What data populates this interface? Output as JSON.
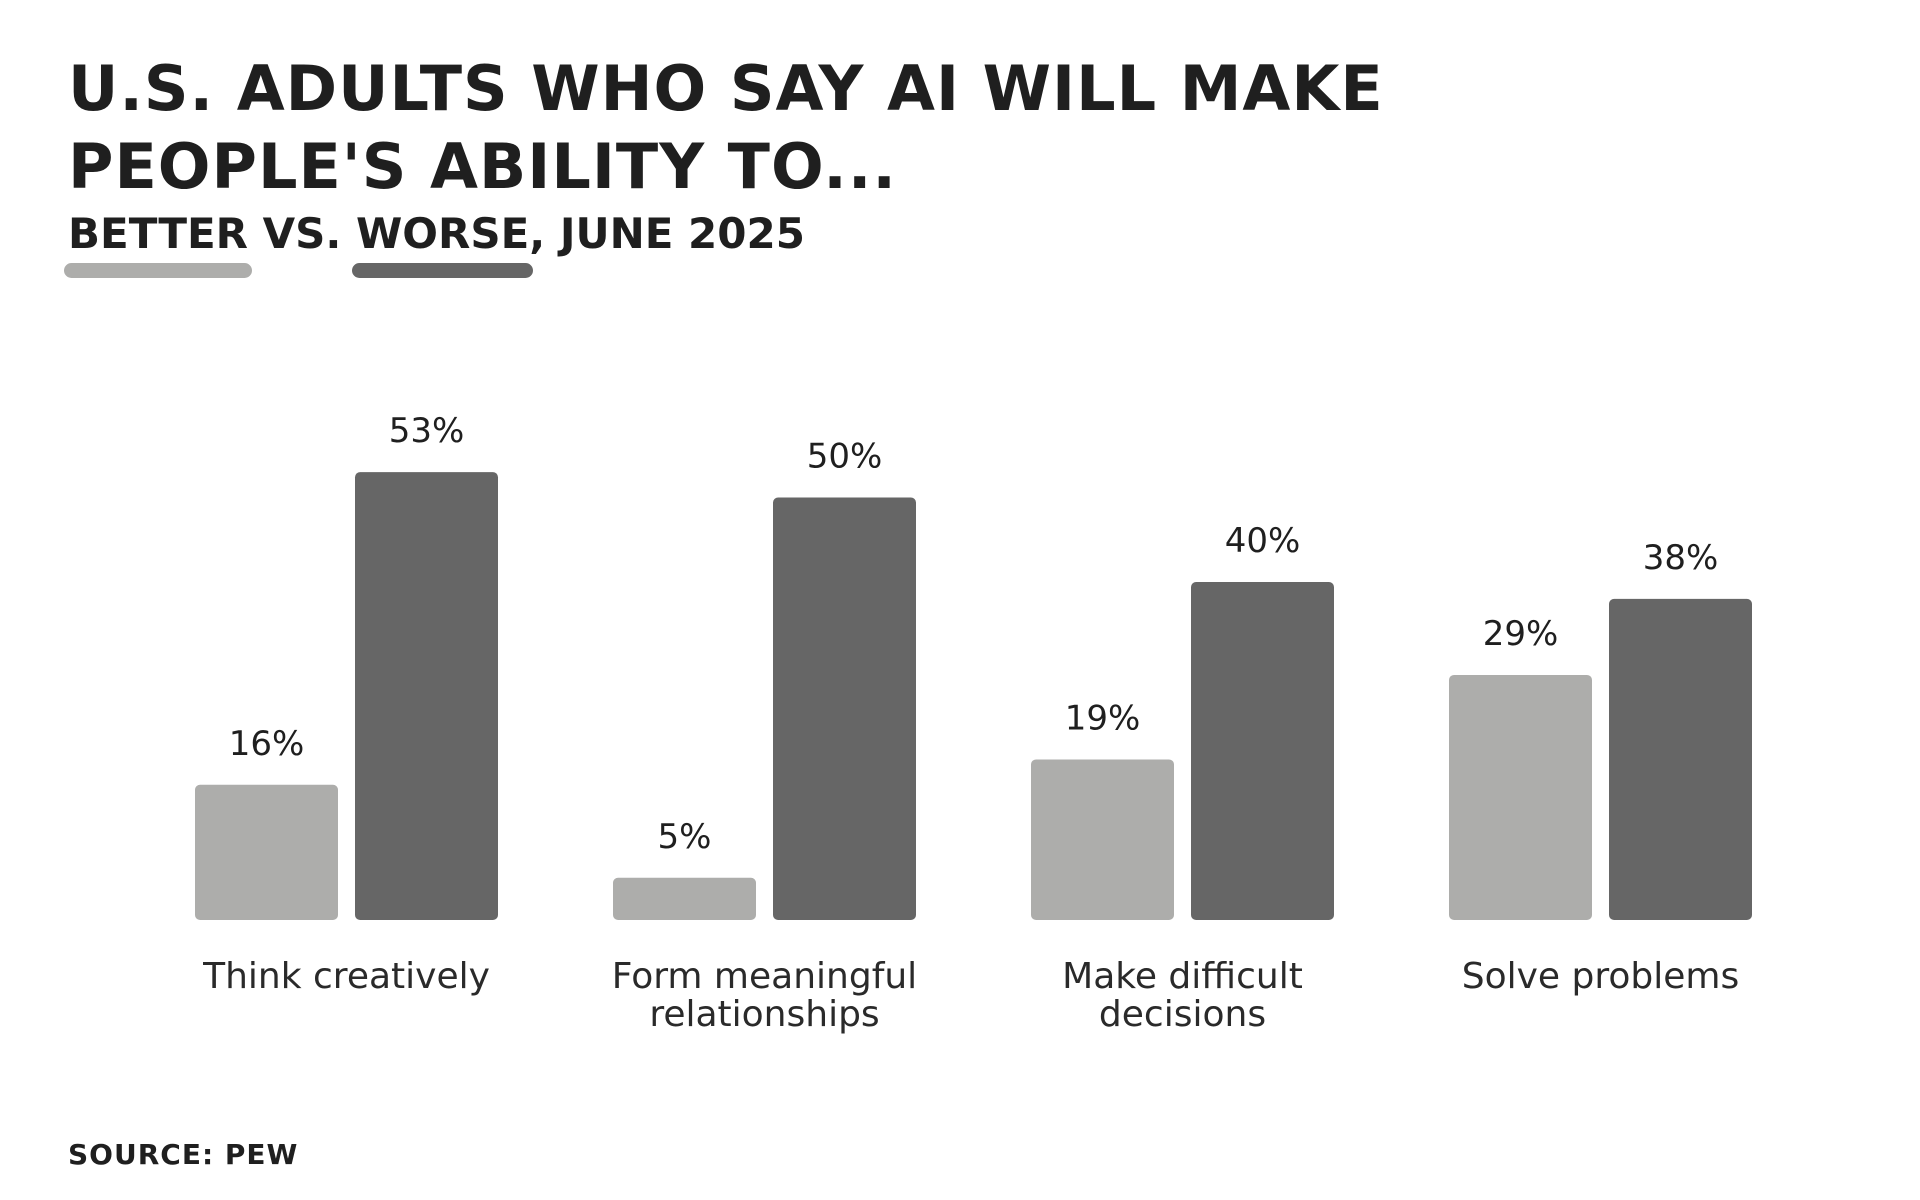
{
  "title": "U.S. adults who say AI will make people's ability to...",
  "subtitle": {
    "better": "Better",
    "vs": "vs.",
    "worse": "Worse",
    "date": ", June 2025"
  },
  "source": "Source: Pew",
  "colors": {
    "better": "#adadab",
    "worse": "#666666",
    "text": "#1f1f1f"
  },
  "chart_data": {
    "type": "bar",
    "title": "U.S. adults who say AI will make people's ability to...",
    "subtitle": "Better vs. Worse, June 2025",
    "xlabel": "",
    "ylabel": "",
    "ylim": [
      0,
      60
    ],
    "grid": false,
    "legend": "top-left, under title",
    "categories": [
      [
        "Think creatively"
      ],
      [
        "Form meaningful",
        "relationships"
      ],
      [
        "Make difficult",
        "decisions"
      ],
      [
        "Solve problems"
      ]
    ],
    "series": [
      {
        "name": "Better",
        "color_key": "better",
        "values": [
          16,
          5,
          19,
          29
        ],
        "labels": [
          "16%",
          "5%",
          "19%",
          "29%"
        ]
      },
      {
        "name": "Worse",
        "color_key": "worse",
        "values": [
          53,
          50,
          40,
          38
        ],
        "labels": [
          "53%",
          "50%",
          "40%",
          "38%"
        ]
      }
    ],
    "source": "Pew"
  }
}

Exercise instructions:
Retype the entries word for word. Omit any images.

Written response:
What data populates this interface? Output as JSON.
{
  "title": "U.S. adults who say AI will make people's ability to...",
  "subtitle": {
    "better": "Better",
    "vs": "vs.",
    "worse": "Worse",
    "date": ", June 2025"
  },
  "source": "Source: Pew",
  "colors": {
    "better": "#adadab",
    "worse": "#666666",
    "text": "#1f1f1f"
  },
  "chart_data": {
    "type": "bar",
    "title": "U.S. adults who say AI will make people's ability to...",
    "subtitle": "Better vs. Worse, June 2025",
    "xlabel": "",
    "ylabel": "",
    "ylim": [
      0,
      60
    ],
    "grid": false,
    "legend": "top-left, under title",
    "categories": [
      [
        "Think creatively"
      ],
      [
        "Form meaningful",
        "relationships"
      ],
      [
        "Make difficult",
        "decisions"
      ],
      [
        "Solve problems"
      ]
    ],
    "series": [
      {
        "name": "Better",
        "color_key": "better",
        "values": [
          16,
          5,
          19,
          29
        ],
        "labels": [
          "16%",
          "5%",
          "19%",
          "29%"
        ]
      },
      {
        "name": "Worse",
        "color_key": "worse",
        "values": [
          53,
          50,
          40,
          38
        ],
        "labels": [
          "53%",
          "50%",
          "40%",
          "38%"
        ]
      }
    ],
    "source": "Pew"
  }
}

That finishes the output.